Exercise aim
Repeat the material in full. Keep every line exactly as it is.

— START Listed records —

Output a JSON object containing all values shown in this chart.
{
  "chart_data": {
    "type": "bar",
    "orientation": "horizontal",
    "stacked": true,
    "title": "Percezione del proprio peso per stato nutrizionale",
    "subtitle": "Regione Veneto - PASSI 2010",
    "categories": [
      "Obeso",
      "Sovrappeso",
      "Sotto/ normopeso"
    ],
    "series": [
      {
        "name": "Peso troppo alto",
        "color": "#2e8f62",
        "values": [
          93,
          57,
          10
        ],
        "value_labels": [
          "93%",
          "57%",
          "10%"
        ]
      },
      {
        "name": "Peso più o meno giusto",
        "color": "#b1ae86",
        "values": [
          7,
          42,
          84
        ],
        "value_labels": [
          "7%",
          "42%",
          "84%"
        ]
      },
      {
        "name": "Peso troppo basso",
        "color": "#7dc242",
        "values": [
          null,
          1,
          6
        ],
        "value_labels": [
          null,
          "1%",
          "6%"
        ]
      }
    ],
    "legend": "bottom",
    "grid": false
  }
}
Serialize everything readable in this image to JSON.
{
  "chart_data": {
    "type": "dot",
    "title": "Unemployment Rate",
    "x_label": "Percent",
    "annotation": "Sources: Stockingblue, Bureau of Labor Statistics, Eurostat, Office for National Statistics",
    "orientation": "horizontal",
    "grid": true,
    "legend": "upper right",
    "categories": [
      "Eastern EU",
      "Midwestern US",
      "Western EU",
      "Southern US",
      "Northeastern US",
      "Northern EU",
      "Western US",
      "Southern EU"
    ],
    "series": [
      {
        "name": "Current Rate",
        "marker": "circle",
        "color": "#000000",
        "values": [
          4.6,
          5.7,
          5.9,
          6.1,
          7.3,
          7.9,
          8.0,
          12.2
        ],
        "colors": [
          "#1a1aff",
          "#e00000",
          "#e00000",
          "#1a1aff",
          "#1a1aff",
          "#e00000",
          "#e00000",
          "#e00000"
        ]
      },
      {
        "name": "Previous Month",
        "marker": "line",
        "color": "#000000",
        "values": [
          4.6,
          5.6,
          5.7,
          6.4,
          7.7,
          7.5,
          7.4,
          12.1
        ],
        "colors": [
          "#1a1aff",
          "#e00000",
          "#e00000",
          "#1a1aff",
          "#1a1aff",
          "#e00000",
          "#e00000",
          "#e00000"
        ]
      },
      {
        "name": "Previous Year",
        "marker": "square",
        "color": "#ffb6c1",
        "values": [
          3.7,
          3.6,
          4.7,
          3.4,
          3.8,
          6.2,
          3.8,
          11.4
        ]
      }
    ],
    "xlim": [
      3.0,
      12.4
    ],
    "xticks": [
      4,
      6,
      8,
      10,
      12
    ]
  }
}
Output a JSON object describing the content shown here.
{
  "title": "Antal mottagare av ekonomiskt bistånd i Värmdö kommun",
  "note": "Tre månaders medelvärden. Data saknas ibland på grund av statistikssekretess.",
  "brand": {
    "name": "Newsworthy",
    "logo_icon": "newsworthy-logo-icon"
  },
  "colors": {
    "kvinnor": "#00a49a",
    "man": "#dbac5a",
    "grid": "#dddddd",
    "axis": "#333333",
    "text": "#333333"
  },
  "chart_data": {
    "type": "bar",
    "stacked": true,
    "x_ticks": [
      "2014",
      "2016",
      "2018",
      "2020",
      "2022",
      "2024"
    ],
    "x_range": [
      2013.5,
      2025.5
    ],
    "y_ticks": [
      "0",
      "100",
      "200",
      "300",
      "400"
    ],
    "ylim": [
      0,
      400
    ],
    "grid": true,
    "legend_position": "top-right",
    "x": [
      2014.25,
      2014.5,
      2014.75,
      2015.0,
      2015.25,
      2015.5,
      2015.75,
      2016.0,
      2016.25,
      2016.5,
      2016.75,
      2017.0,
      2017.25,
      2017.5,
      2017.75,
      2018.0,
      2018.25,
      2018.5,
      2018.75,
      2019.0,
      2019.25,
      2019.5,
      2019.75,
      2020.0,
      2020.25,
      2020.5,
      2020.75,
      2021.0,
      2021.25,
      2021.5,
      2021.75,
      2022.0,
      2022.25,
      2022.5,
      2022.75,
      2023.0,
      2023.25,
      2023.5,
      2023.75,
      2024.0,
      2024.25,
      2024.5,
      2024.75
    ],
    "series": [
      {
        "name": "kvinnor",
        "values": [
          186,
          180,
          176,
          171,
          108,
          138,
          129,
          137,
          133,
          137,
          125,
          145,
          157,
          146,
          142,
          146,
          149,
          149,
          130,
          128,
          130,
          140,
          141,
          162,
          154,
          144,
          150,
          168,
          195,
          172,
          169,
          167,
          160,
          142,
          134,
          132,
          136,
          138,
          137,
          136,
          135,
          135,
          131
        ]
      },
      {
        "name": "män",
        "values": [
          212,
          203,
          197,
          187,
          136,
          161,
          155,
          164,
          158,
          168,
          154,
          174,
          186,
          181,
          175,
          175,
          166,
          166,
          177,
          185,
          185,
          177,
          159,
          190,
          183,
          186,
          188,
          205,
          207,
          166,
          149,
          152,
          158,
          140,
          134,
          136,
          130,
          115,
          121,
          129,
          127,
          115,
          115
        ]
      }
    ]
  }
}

— END Listed records —

Task solution
Output a JSON object containing all values shown in this chart.
{
  "chart_data": {
    "type": "bar",
    "orientation": "horizontal",
    "stacked": true,
    "title": "Percezione del proprio peso per stato nutrizionale",
    "subtitle": "Regione Veneto - PASSI 2010",
    "categories": [
      "Obeso",
      "Sovrappeso",
      "Sotto/ normopeso"
    ],
    "series": [
      {
        "name": "Peso troppo alto",
        "color": "#2e8f62",
        "values": [
          93,
          57,
          10
        ],
        "value_labels": [
          "93%",
          "57%",
          "10%"
        ]
      },
      {
        "name": "Peso più o meno giusto",
        "color": "#b1ae86",
        "values": [
          7,
          42,
          84
        ],
        "value_labels": [
          "7%",
          "42%",
          "84%"
        ]
      },
      {
        "name": "Peso troppo basso",
        "color": "#7dc242",
        "values": [
          null,
          1,
          6
        ],
        "value_labels": [
          null,
          "1%",
          "6%"
        ]
      }
    ],
    "legend": "bottom",
    "grid": false
  }
}
Serialize everything readable in this image to JSON.
{
  "chart_data": {
    "type": "dot",
    "title": "Unemployment Rate",
    "x_label": "Percent",
    "annotation": "Sources: Stockingblue, Bureau of Labor Statistics, Eurostat, Office for National Statistics",
    "orientation": "horizontal",
    "grid": true,
    "legend": "upper right",
    "categories": [
      "Eastern EU",
      "Midwestern US",
      "Western EU",
      "Southern US",
      "Northeastern US",
      "Northern EU",
      "Western US",
      "Southern EU"
    ],
    "series": [
      {
        "name": "Current Rate",
        "marker": "circle",
        "color": "#000000",
        "values": [
          4.6,
          5.7,
          5.9,
          6.1,
          7.3,
          7.9,
          8.0,
          12.2
        ],
        "colors": [
          "#1a1aff",
          "#e00000",
          "#e00000",
          "#1a1aff",
          "#1a1aff",
          "#e00000",
          "#e00000",
          "#e00000"
        ]
      },
      {
        "name": "Previous Month",
        "marker": "line",
        "color": "#000000",
        "values": [
          4.6,
          5.6,
          5.7,
          6.4,
          7.7,
          7.5,
          7.4,
          12.1
        ],
        "colors": [
          "#1a1aff",
          "#e00000",
          "#e00000",
          "#1a1aff",
          "#1a1aff",
          "#e00000",
          "#e00000",
          "#e00000"
        ]
      },
      {
        "name": "Previous Year",
        "marker": "square",
        "color": "#ffb6c1",
        "values": [
          3.7,
          3.6,
          4.7,
          3.4,
          3.8,
          6.2,
          3.8,
          11.4
        ]
      }
    ],
    "xlim": [
      3.0,
      12.4
    ],
    "xticks": [
      4,
      6,
      8,
      10,
      12
    ]
  }
}
Output a JSON object describing the content shown here.
{
  "title": "Antal mottagare av ekonomiskt bistånd i Värmdö kommun",
  "note": "Tre månaders medelvärden. Data saknas ibland på grund av statistikssekretess.",
  "brand": {
    "name": "Newsworthy",
    "logo_icon": "newsworthy-logo-icon"
  },
  "colors": {
    "kvinnor": "#00a49a",
    "man": "#dbac5a",
    "grid": "#dddddd",
    "axis": "#333333",
    "text": "#333333"
  },
  "chart_data": {
    "type": "bar",
    "stacked": true,
    "x_ticks": [
      "2014",
      "2016",
      "2018",
      "2020",
      "2022",
      "2024"
    ],
    "x_range": [
      2013.5,
      2025.5
    ],
    "y_ticks": [
      "0",
      "100",
      "200",
      "300",
      "400"
    ],
    "ylim": [
      0,
      400
    ],
    "grid": true,
    "legend_position": "top-right",
    "x": [
      2014.25,
      2014.5,
      2014.75,
      2015.0,
      2015.25,
      2015.5,
      2015.75,
      2016.0,
      2016.25,
      2016.5,
      2016.75,
      2017.0,
      2017.25,
      2017.5,
      2017.75,
      2018.0,
      2018.25,
      2018.5,
      2018.75,
      2019.0,
      2019.25,
      2019.5,
      2019.75,
      2020.0,
      2020.25,
      2020.5,
      2020.75,
      2021.0,
      2021.25,
      2021.5,
      2021.75,
      2022.0,
      2022.25,
      2022.5,
      2022.75,
      2023.0,
      2023.25,
      2023.5,
      2023.75,
      2024.0,
      2024.25,
      2024.5,
      2024.75
    ],
    "series": [
      {
        "name": "kvinnor",
        "values": [
          186,
          180,
          176,
          171,
          108,
          138,
          129,
          137,
          133,
          137,
          125,
          145,
          157,
          146,
          142,
          146,
          149,
          149,
          130,
          128,
          130,
          140,
          141,
          162,
          154,
          144,
          150,
          168,
          195,
          172,
          169,
          167,
          160,
          142,
          134,
          132,
          136,
          138,
          137,
          136,
          135,
          135,
          131
        ]
      },
      {
        "name": "män",
        "values": [
          212,
          203,
          197,
          187,
          136,
          161,
          155,
          164,
          158,
          168,
          154,
          174,
          186,
          181,
          175,
          175,
          166,
          166,
          177,
          185,
          185,
          177,
          159,
          190,
          183,
          186,
          188,
          205,
          207,
          166,
          149,
          152,
          158,
          140,
          134,
          136,
          130,
          115,
          121,
          129,
          127,
          115,
          115
        ]
      }
    ]
  }
}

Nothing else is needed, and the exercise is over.